#### EXTRACTED ENTRIES ####

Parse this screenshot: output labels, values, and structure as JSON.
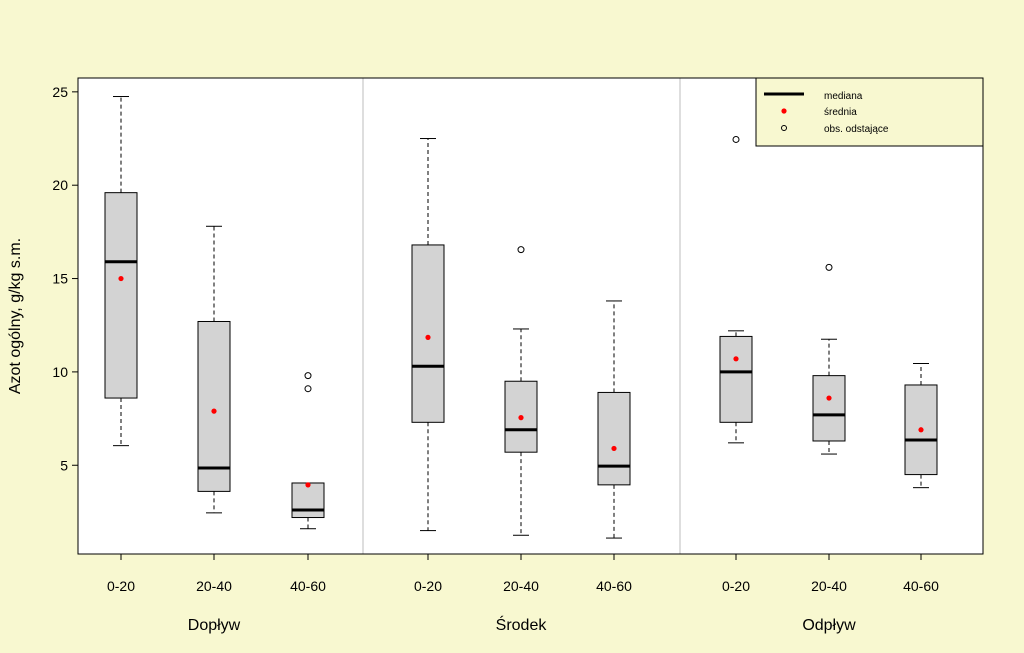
{
  "chart_data": {
    "type": "box",
    "ylabel": "Azot ogólny, g/kg s.m.",
    "ylim": [
      0,
      25.8
    ],
    "y_ticks": [
      5,
      10,
      15,
      20,
      25
    ],
    "groups": [
      {
        "name": "Dopływ",
        "boxes": [
          {
            "label": "0-20",
            "min": 6.05,
            "q1": 8.6,
            "median": 15.9,
            "q3": 19.6,
            "max": 24.75,
            "mean": 15.0,
            "outliers": []
          },
          {
            "label": "20-40",
            "min": 2.45,
            "q1": 3.6,
            "median": 4.85,
            "q3": 12.7,
            "max": 17.8,
            "mean": 7.9,
            "outliers": []
          },
          {
            "label": "40-60",
            "min": 1.6,
            "q1": 2.2,
            "median": 2.6,
            "q3": 4.05,
            "max": 4.05,
            "mean": 3.95,
            "outliers": [
              9.1,
              9.8
            ]
          }
        ]
      },
      {
        "name": "Środek",
        "boxes": [
          {
            "label": "0-20",
            "min": 1.5,
            "q1": 7.3,
            "median": 10.3,
            "q3": 16.8,
            "max": 22.5,
            "mean": 11.85,
            "outliers": []
          },
          {
            "label": "20-40",
            "min": 1.25,
            "q1": 5.7,
            "median": 6.9,
            "q3": 9.5,
            "max": 12.3,
            "mean": 7.55,
            "outliers": [
              16.55
            ]
          },
          {
            "label": "40-60",
            "min": 1.1,
            "q1": 3.95,
            "median": 4.95,
            "q3": 8.9,
            "max": 13.8,
            "mean": 5.9,
            "outliers": []
          }
        ]
      },
      {
        "name": "Odpływ",
        "boxes": [
          {
            "label": "0-20",
            "min": 6.2,
            "q1": 7.3,
            "median": 10.0,
            "q3": 11.9,
            "max": 12.2,
            "mean": 10.7,
            "outliers": [
              22.45
            ]
          },
          {
            "label": "20-40",
            "min": 5.6,
            "q1": 6.3,
            "median": 7.7,
            "q3": 9.8,
            "max": 11.75,
            "mean": 8.6,
            "outliers": [
              15.6
            ]
          },
          {
            "label": "40-60",
            "min": 3.8,
            "q1": 4.5,
            "median": 6.35,
            "q3": 9.3,
            "max": 10.45,
            "mean": 6.9,
            "outliers": []
          }
        ]
      }
    ],
    "legend": {
      "position": "top-right",
      "entries": [
        {
          "label": "mediana",
          "symbol": "thick-line"
        },
        {
          "label": "średnia",
          "symbol": "red-dot"
        },
        {
          "label": "obs. odstające",
          "symbol": "open-circle"
        }
      ]
    },
    "colors": {
      "background": "#f8f8d0",
      "plot_background": "#ffffff",
      "box_fill": "#d3d3d3",
      "mean": "#ff0000",
      "separator": "#bebebe",
      "legend_background": "#f8f8d0"
    }
  }
}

####

* _DIRECTIONS_
Return the lines of the records that include the string "name".

* _SOLUTION FOR THIS TASK_
        "name": "Dopływ",
        "name": "Środek",
        "name": "Odpływ",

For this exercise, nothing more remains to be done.